Data items
◆ ◆ ◆ ◆ ◆ ◆ ◆

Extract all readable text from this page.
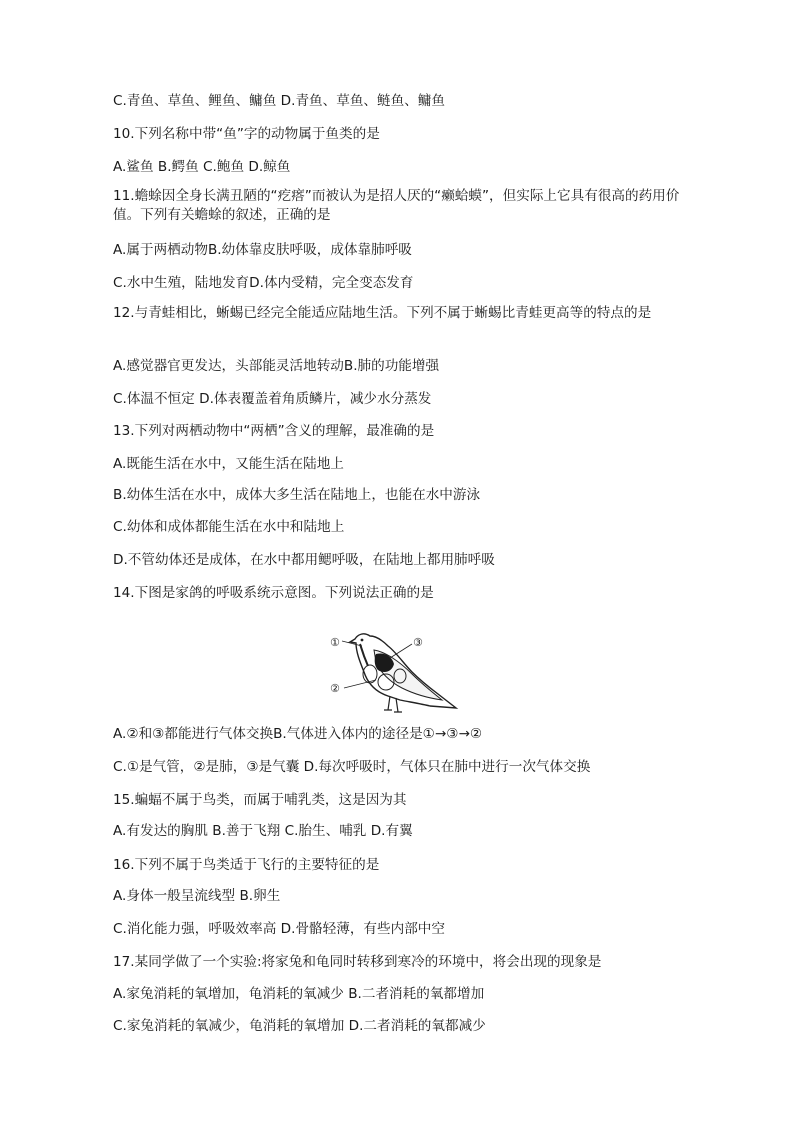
C.青鱼、草鱼、鲤鱼、鳙鱼 D.青鱼、草鱼、鲢鱼、鳙鱼
10.下列名称中带“鱼”字的动物属于鱼类的是
A.鲨鱼 B.鳄鱼 C.鲍鱼 D.鲸鱼
11.蟾蜍因全身长满丑陋的“疙瘩”而被认为是招人厌的“癞蛤蟆”，但实际上它具有很高的药用价值。下列有关蟾蜍的叙述，正确的是
A.属于两栖动物B.幼体靠皮肤呼吸，成体靠肺呼吸
C.水中生殖，陆地发育D.体内受精，完全变态发育
12.与青蛙相比，蜥蜴已经完全能适应陆地生活。下列不属于蜥蜴比青蛙更高等的特点的是
A.感觉器官更发达，头部能灵活地转动B.肺的功能增强
C.体温不恒定 D.体表覆盖着角质鳞片，减少水分蒸发
13.下列对两栖动物中“两栖”含义的理解，最准确的是
A.既能生活在水中，又能生活在陆地上
B.幼体生活在水中，成体大多生活在陆地上，也能在水中游泳
C.幼体和成体都能生活在水中和陆地上
D.不管幼体还是成体，在水中都用鳃呼吸，在陆地上都用肺呼吸
14.下图是家鸽的呼吸系统示意图。下列说法正确的是
①
②
③
A.②和③都能进行气体交换B.气体进入体内的途径是①→③→②
C.①是气管，②是肺，③是气囊 D.每次呼吸时，气体只在肺中进行一次气体交换
15.蝙蝠不属于鸟类，而属于哺乳类，这是因为其
A.有发达的胸肌 B.善于飞翔 C.胎生、哺乳 D.有翼
16.下列不属于鸟类适于飞行的主要特征的是
A.身体一般呈流线型 B.卵生
C.消化能力强，呼吸效率高 D.骨骼轻薄，有些内部中空
17.某同学做了一个实验:将家兔和龟同时转移到寒冷的环境中，将会出现的现象是
A.家兔消耗的氧增加，龟消耗的氧减少 B.二者消耗的氧都增加
C.家兔消耗的氧减少，龟消耗的氧增加 D.二者消耗的氧都减少
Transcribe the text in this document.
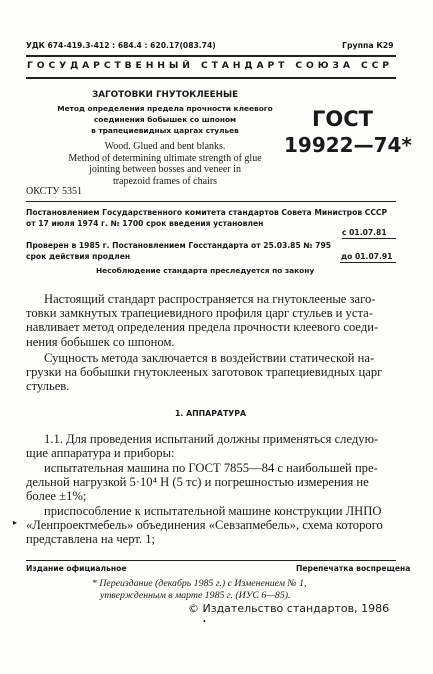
УДК 674-419.3-412 : 684.4 : 620.17(083.74)	Группа К29
ГОСУДАРСТВЕННЫЙ СТАНДАРТ СОЮЗА ССР
ЗАГОТОВКИ ГНУТОКЛЕЕНЫЕ
Метод определения предела прочности клеевого
соединения бобышек со шпоном
в трапециевидных царгах стульев
Wood. Glued and bent blanks.
Method of determining ultimate strength of glue
jointing between bosses and veneer in
trapezoid frames of chairs
ОКСТУ 5351
ГОСТ
19922—74*
Постановлением Государственного комитета стандартов Совета Министров СССР
от 17 июля 1974 г. № 1700 срок введения установлен
с 01.07.81
Проверен в 1985 г. Постановлением Госстандарта от 25.03.85 № 795
срок действия продлен	до 01.07.91
Несоблюдение стандарта преследуется по закону
Настоящий стандарт распространяется на гнутоклееные заго-
товки замкнутых трапециевидного профиля царг стульев и уста-
навливает метод определения предела прочности клеевого соеди-
нения бобышек со шпоном.
Сущность метода заключается в воздействии статической на-
грузки на бобышки гнутоклееных заготовок трапециевидных царг
стульев.
1. АППАРАТУРА
1.1. Для проведения испытаний должны применяться следую-
щие аппаратура и приборы:
испытательная машина по ГОСТ 7855—84 с наибольшей пре-
дельной нагрузкой 5·10⁴ Н (5 тс) и погрешностью измерения не
более ±1%;
приспособление к испытательной машине конструкции ЛНПО
«Ленпроектмебель» объединения «Севзапмебель», схема которого
представлена на черт. 1;
▸
Издание официальное	Перепечатка воспрещена
* Переиздание (декабрь 1985 г.) с Изменением № 1,
утвержденным в марте 1985 г. (ИУС 6—85).
© Издательство стандартов, 1986
•
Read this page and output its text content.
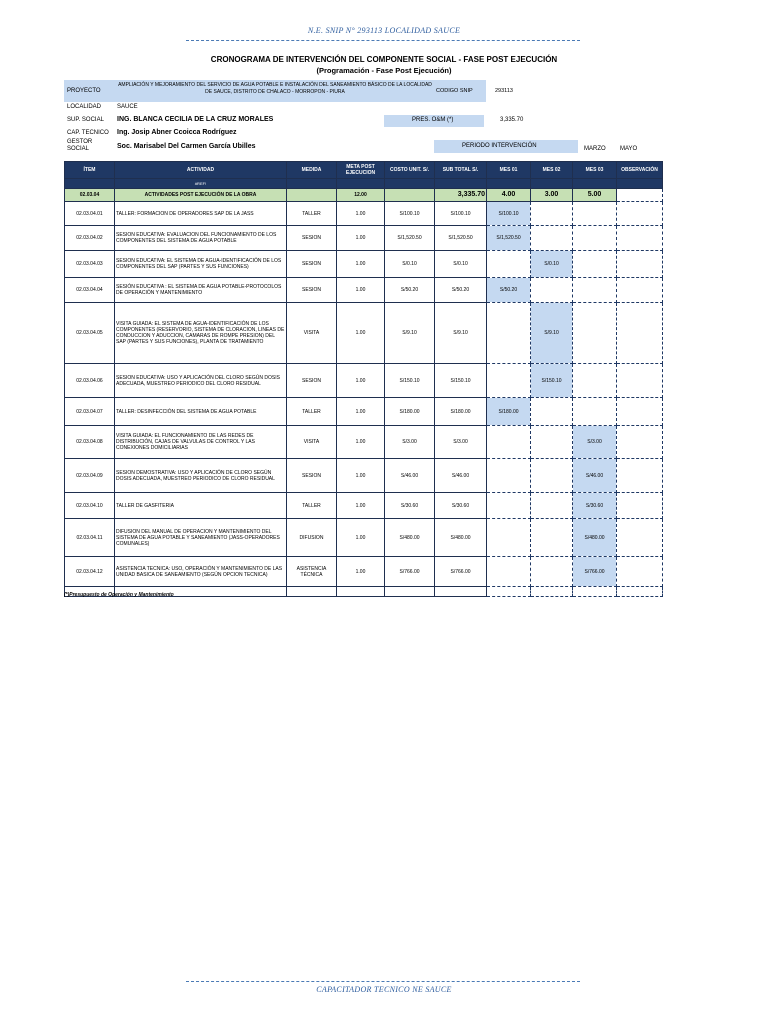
N.E. SNIP N° 293113 LOCALIDAD SAUCE
CRONOGRAMA DE INTERVENCIÓN DEL COMPONENTE SOCIAL - FASE POST EJECUCIÓN
(Programación - Fase Post Ejecución)
PROYECTO
AMPLIACIÓN Y MEJORAMIENTO DEL SERVICIO DE AGUA POTABLE E INSTALACIÓN DEL SANEAMIENTO BÁSICO DE LA LOCALIDAD DE SAUCE, DISTRITO DE CHALACO - MORROPON - PIURA	CODIGO SNIP	293113
LOCALIDAD	SAUCE
SUP. SOCIAL ING. BLANCA CECILIA DE LA CRUZ MORALES	PRES. O&M (*)	3,335.70
CAP. TECNICO Ing. Josip Abner Ccoicca Rodríguez
GESTOR SOCIAL	Soc. Marisabel Del Carmen García Ubilles	PERIODO INTERVENCIÓN	MARZO MAYO
ÍTEM	ACTIVIDAD	MEDIDA	META POST EJECUCION	COSTO UNIT. S/.	SUB TOTAL S/.	MES 01	MES 02	MES 03	OBSERVACIÓN
	#REF!								
02.03.04	ACTIVIDADES POST EJECUCIÓN DE LA OBRA		12.00		3,335.70	4.00	3.00	5.00	
02.03.04.01	TALLER: FORMACION DE OPERADORES SAP DE LA JASS	TALLER	1.00	S/100.10	S/100.10	S/100.10			
02.03.04.02	SESION EDUCATIVA: EVALUACION DEL FUNCIONAMIENTO DE LOS COMPONENTES DEL SISTEMA DE AGUA POTABLE	SESION	1.00	S/1,520.50	S/1,520.50	S/1,520.50			
02.03.04.03	SESION EDUCATIVA: EL SISTEMA DE AGUA-IDENTIFICACIÓN DE LOS COMPONENTES DEL SAP (PARTES Y SUS FUNCIONES)	SESION	1.00	S/0.10	S/0.10		S/0.10		
02.03.04.04	SESIÓN EDUCATIVA : EL SISTEMA DE AGUA POTABLE-PROTOCOLOS DE OPERACIÓN Y MANTENIMIENTO	SESION	1.00	S/50.20	S/50.20	S/50.20			
02.03.04.05	VISITA GUIADA: EL SISTEMA DE AGUA-IDENTIFICACIÓN DE LOS COMPONENTES (RESERVORIO, SISTEMA DE CLORACION, LINEAS DE CONDUCCION Y ADUCCION, CAMARAS DE ROMPE PRESION) DEL SAP (PARTES Y SUS FUNCIONES), PLANTA DE TRATAMIENTO	VISITA	1.00	S/9.10	S/9.10		S/9.10		
02.03.04.06	SESION EDUCATIVA: USO Y APLICACIÓN DEL CLORO SEGÚN DOSIS ADECUADA, MUESTREO PERIODICO DEL CLORO RESIDUAL	SESION	1.00	S/150.10	S/150.10		S/150.10		
02.03.04.07	TALLER: DESINFECCIÓN DEL SISTEMA DE AGUA POTABLE	TALLER	1.00	S/180.00	S/180.00	S/180.00			
02.03.04.08	VISITA GUIADA: EL FUNCIONAMIENTO DE LAS REDES DE DISTRIBUCIÓN, CAJAS DE VALVULAS DE CONTROL Y LAS CONEXIONES DOMICILIARIAS	VISITA	1.00	S/3.00	S/3.00			S/3.00	
02.03.04.09	SESION DEMOSTRATIVA: USO Y APLICACIÓN DE CLORO SEGÚN DOSIS ADECUADA, MUESTREO PERIODICO DE CLORO RESIDUAL	SESION	1.00	S/46.00	S/46.00			S/46.00	
02.03.04.10	TALLER DE GASFITERIA	TALLER	1.00	S/30.60	S/30.60			S/30.60	
02.03.04.11	DIFUSION DEL MANUAL DE OPERACION Y MANTENIMIENTO DEL SISTEMA DE AGUA POTABLE Y SANEAMIENTO (JASS-OPERADORES COMUNALES)	DIFUSION	1.00	S/480.00	S/480.00			S/480.00	
02.03.04.12	ASISTENCIA TECNICA: USO, OPERACIÓN Y MANTENIMIENTO DE LAS UNIDAD BASICA DE SANEAMIENTO (SEGÚN OPCION TECNICA)	ASISTENCIA TÉCNICA	1.00	S/766.00	S/766.00			S/766.00	

(*)Presupuesto de Operación y Mantenimiento
CAPACITADOR TECNICO NE SAUCE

◆ ◆ ◆ ◆ ◆ ◆ ◆

Work to complete
Locate the word "INTERVENCIÓN" in the entries, and copy every line where it is found.

Response
CRONOGRAMA DE INTERVENCIÓN DEL COMPONENTE SOCIAL - FASE POST EJECUCIÓN
GESTOR SOCIAL	Soc. Marisabel Del Carmen García Ubilles	PERIODO INTERVENCIÓN	MARZO MAYO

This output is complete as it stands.